**EXERCISE:** In the listing below, copy every line from the one containing "sub-bullet-text: Limited availability" to the one containing "List all visible", keeping both of those lines, without any changes.

+++ DATASET RECORDS

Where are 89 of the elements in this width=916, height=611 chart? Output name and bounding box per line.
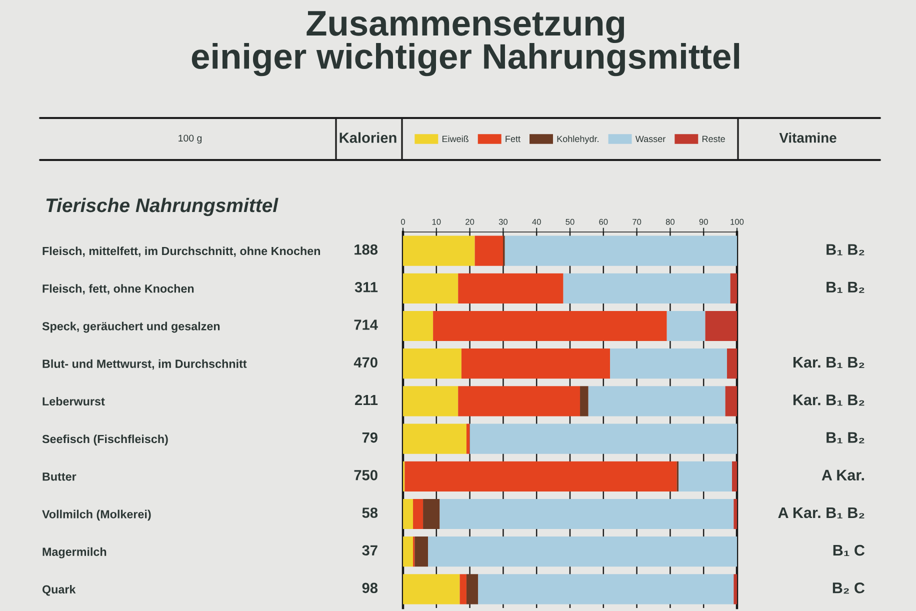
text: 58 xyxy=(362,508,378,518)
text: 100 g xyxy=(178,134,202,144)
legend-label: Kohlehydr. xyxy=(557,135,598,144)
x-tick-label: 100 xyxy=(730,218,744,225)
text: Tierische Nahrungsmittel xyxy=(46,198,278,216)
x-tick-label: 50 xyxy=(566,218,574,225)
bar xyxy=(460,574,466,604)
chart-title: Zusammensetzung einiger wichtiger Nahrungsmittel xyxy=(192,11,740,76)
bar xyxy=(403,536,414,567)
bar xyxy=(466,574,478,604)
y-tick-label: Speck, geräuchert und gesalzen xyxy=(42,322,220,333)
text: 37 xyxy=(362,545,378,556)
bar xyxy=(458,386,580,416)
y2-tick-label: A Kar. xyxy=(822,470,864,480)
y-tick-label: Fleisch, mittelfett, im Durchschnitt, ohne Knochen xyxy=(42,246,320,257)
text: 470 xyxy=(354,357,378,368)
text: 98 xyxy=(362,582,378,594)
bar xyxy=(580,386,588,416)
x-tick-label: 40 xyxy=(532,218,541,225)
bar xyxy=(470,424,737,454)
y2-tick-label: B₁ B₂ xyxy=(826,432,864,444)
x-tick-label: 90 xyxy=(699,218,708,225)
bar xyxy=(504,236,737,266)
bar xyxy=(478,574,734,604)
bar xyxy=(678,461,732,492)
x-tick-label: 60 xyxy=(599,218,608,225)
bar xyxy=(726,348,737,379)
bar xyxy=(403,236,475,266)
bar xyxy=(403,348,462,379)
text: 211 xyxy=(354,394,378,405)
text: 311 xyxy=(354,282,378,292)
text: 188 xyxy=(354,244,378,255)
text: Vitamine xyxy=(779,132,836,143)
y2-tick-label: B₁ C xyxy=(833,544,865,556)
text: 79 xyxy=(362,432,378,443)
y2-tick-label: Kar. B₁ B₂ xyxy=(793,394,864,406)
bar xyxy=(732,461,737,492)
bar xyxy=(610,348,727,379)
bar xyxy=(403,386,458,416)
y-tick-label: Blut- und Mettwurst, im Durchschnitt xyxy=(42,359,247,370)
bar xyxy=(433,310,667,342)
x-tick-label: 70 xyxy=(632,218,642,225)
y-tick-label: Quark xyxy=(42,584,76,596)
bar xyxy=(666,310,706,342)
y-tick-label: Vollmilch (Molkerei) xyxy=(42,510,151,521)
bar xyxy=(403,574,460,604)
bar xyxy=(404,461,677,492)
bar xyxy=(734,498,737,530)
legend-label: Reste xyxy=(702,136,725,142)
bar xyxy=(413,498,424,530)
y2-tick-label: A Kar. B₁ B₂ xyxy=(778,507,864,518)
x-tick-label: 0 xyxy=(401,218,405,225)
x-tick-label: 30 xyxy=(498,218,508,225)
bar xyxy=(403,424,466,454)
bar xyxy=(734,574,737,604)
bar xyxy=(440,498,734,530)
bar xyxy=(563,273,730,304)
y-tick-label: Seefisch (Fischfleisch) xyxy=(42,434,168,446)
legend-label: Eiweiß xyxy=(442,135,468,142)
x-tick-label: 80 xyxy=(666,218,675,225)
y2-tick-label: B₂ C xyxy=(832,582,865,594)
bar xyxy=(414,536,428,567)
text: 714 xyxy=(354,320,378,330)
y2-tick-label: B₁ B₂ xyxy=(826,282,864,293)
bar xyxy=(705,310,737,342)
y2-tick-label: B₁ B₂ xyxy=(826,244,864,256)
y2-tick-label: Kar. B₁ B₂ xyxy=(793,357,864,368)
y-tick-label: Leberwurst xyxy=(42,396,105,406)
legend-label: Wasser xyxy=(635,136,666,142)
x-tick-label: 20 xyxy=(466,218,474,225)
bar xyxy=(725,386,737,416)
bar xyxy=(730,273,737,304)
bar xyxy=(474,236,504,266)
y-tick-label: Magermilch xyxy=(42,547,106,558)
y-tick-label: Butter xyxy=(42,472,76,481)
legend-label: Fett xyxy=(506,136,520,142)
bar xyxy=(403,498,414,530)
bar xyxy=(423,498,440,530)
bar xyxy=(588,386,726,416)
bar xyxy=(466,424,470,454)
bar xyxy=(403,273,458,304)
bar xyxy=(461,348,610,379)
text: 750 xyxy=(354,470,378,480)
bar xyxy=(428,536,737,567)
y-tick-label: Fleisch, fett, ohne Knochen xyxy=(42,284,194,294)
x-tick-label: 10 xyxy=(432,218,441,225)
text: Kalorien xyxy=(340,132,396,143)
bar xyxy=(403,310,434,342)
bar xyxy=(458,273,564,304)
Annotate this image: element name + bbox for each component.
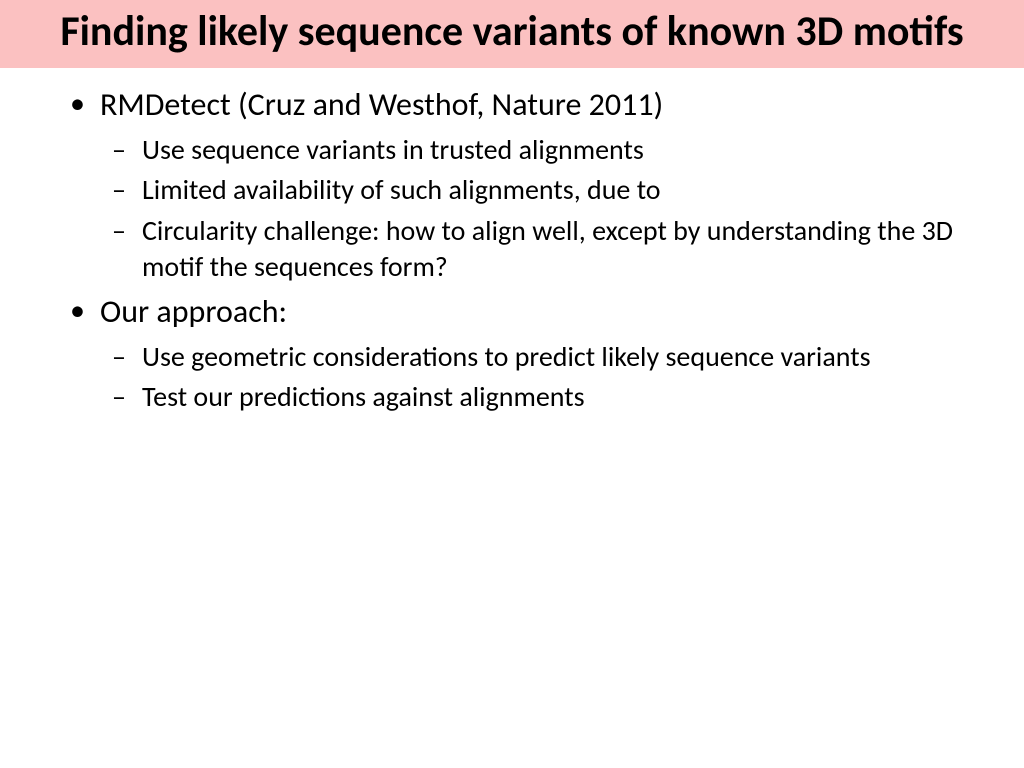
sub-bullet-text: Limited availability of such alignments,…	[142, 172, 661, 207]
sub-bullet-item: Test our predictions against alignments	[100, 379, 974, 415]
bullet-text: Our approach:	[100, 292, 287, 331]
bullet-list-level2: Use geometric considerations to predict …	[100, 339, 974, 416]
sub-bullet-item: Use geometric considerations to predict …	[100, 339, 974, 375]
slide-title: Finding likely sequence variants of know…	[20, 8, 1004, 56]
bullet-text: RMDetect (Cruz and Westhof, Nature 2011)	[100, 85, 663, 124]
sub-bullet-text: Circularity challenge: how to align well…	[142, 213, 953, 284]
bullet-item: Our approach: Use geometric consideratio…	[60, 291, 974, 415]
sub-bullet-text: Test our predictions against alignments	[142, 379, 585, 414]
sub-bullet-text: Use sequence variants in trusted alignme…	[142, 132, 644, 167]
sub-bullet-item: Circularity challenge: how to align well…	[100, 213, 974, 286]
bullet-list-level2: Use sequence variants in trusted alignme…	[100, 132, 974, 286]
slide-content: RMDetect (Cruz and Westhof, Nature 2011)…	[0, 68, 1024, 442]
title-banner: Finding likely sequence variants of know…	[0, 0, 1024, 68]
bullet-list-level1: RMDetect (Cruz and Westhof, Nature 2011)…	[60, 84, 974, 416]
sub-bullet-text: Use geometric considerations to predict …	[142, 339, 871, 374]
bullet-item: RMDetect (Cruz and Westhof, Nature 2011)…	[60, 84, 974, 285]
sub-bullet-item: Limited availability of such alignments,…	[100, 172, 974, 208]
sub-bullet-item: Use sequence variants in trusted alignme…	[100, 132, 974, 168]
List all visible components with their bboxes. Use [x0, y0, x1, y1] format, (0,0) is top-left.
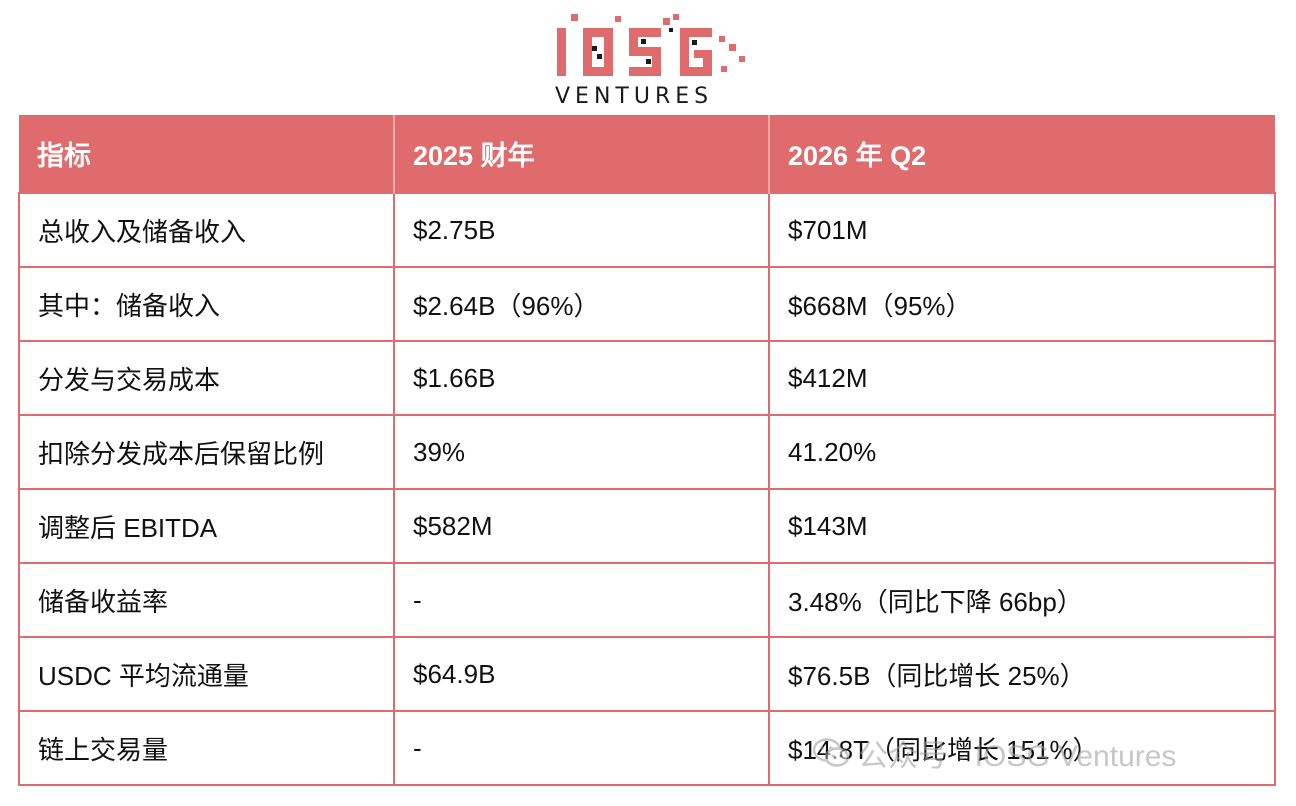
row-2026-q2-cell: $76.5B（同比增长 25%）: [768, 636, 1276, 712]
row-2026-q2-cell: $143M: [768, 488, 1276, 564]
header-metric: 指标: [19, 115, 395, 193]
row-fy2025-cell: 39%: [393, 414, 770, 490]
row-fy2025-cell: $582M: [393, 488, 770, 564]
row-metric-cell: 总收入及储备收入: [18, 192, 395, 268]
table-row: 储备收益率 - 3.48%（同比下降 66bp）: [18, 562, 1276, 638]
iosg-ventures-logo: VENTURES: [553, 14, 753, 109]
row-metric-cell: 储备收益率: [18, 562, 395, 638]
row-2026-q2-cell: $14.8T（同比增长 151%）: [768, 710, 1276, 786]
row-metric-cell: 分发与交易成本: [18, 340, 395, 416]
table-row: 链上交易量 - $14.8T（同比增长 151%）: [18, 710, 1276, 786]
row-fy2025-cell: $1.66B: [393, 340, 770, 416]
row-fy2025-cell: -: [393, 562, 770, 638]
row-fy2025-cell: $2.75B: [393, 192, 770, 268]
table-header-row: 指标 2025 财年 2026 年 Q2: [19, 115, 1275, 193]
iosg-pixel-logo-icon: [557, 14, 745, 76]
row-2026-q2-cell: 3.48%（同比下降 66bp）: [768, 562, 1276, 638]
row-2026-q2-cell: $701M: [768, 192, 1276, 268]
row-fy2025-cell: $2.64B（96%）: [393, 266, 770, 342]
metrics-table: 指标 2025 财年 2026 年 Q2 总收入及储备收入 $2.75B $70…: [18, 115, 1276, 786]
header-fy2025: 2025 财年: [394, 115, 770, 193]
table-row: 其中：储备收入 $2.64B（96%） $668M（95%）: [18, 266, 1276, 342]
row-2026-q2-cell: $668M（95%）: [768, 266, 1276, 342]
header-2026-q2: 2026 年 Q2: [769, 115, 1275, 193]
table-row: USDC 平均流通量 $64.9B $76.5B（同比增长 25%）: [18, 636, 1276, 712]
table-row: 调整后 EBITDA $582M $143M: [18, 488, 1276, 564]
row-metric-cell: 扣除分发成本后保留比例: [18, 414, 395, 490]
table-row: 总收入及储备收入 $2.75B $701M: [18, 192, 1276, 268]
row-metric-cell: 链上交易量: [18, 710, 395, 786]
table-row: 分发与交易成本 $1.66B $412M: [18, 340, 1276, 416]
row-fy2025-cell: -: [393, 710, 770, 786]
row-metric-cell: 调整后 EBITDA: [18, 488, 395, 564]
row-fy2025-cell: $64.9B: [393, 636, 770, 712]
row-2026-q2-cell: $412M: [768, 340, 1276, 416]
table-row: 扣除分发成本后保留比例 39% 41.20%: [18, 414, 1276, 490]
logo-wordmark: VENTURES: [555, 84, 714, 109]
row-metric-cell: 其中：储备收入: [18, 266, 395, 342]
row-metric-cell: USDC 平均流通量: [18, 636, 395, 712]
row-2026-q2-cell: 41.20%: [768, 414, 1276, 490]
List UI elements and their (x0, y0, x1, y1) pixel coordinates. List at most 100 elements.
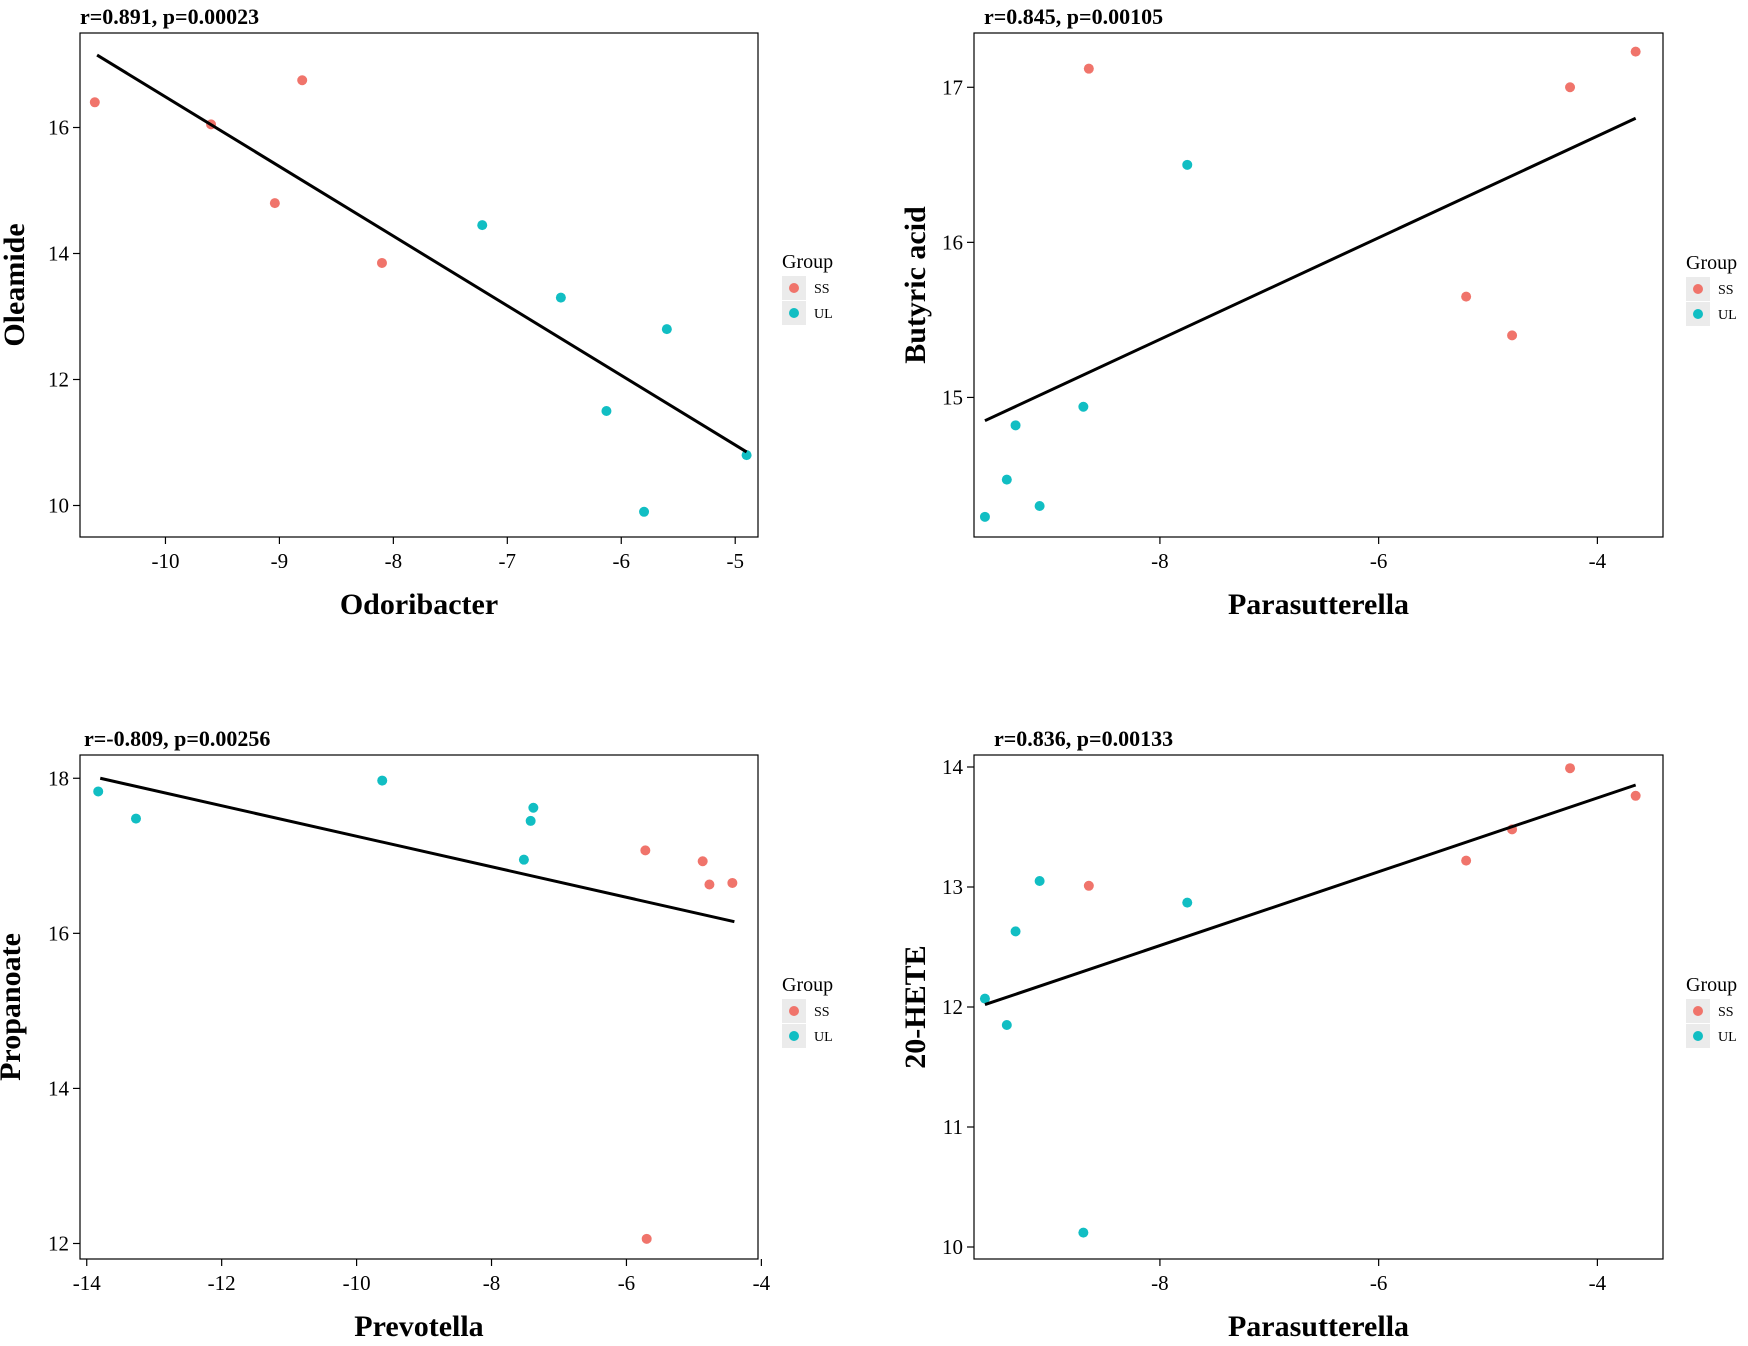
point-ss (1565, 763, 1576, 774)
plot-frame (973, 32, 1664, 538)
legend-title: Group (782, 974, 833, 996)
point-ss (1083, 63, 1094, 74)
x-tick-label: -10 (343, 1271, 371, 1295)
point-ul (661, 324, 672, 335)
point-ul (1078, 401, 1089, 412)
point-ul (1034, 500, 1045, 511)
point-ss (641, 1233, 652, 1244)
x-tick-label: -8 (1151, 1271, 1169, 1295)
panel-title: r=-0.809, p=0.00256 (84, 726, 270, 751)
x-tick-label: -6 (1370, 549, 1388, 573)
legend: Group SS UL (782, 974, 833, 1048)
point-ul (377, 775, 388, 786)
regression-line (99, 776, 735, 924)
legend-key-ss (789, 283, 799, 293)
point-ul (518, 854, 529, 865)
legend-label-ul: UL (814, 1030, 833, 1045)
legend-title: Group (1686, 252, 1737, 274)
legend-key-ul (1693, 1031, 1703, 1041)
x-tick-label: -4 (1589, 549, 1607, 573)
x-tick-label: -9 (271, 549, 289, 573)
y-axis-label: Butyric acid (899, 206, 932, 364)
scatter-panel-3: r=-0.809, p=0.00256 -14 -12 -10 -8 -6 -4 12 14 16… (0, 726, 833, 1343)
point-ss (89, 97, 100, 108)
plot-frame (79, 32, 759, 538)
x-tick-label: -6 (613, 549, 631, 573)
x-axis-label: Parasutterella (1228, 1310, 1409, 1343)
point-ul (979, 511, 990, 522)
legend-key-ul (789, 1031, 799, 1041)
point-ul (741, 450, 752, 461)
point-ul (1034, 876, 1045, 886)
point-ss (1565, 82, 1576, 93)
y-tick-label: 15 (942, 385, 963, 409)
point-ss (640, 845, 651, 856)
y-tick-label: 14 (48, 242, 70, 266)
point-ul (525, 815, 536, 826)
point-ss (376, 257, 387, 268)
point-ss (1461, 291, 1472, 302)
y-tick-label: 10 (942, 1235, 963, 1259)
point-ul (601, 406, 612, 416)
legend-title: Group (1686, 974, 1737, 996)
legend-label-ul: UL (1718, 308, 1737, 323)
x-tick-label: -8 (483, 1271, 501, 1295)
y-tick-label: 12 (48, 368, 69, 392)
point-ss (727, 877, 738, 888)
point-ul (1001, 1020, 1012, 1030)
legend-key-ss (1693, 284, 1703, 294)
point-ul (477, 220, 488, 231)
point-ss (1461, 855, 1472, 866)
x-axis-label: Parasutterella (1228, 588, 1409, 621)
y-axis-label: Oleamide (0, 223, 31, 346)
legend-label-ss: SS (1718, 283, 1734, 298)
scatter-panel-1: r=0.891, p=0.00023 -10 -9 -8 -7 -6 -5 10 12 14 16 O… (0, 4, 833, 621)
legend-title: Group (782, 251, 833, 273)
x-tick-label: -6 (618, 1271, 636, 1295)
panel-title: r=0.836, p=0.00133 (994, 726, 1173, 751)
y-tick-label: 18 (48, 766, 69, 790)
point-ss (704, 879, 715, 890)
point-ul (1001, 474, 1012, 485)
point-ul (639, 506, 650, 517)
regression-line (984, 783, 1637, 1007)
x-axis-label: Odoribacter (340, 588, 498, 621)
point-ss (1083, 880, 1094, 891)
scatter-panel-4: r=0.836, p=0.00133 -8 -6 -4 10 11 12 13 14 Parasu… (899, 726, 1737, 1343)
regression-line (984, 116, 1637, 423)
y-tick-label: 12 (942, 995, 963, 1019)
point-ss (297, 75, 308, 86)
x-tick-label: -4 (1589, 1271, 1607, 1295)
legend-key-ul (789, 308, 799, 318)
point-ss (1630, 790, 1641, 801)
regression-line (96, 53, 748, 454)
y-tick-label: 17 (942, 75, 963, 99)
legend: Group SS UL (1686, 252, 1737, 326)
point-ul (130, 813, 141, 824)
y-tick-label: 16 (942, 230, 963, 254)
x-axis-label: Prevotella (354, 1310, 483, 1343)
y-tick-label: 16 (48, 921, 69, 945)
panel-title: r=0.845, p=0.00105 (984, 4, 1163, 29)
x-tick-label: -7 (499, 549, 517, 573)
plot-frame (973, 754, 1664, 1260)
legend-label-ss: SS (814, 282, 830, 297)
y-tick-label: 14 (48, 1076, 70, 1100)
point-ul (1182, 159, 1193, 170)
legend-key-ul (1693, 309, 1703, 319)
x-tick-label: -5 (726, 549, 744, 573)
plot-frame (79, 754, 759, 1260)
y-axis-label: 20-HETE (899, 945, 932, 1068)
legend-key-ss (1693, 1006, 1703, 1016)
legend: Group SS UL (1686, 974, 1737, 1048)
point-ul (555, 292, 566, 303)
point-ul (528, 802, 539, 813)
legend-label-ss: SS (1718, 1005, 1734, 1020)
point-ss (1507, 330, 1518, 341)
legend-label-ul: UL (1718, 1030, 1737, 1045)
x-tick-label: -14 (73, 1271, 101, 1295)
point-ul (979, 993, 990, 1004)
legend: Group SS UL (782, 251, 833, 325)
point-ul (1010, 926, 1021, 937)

++++++

**THE REPLY:**
sub-bullet-text: Limited availability of such alignments,…	[142, 172, 661, 207]
sub-bullet-item: Test our predictions against alignments	[100, 379, 974, 415]
bullet-text: Our approach:	[100, 292, 287, 331]
bullet-list-level2: Use geometric considerations to predict …	[100, 339, 974, 416]
sub-bullet-item: Use geometric considerations to predict …	[100, 339, 974, 375]
slide-title: Finding likely sequence variants of know…	[20, 8, 1004, 56]
bullet-text: RMDetect (Cruz and Westhof, Nature 2011)	[100, 85, 663, 124]
sub-bullet-text: Circularity challenge: how to align well…	[142, 213, 953, 284]
bullet-item: Our approach: Use geometric consideratio…	[60, 291, 974, 415]
sub-bullet-text: Test our predictions against alignments	[142, 379, 585, 414]
sub-bullet-text: Use sequence variants in trusted alignme…	[142, 132, 644, 167]
sub-bullet-item: Circularity challenge: how to align well…	[100, 213, 974, 286]
bullet-list-level2: Use sequence variants in trusted alignme…	[100, 132, 974, 286]
slide-content: RMDetect (Cruz and Westhof, Nature 2011)…	[0, 68, 1024, 442]
title-banner: Finding likely sequence variants of know…	[0, 0, 1024, 68]
bullet-list-level1: RMDetect (Cruz and Westhof, Nature 2011)…	[60, 84, 974, 416]
sub-bullet-text: Use geometric considerations to predict …	[142, 339, 871, 374]
bullet-item: RMDetect (Cruz and Westhof, Nature 2011)…	[60, 84, 974, 285]
sub-bullet-item: Limited availability of such alignments,…	[100, 172, 974, 208]
sub-bullet-item: Use sequence variants in trusted alignme…	[100, 132, 974, 168]
List all visible components with their bboxes. Use [x0, y0, x1, y1] format, (0,0) is top-left.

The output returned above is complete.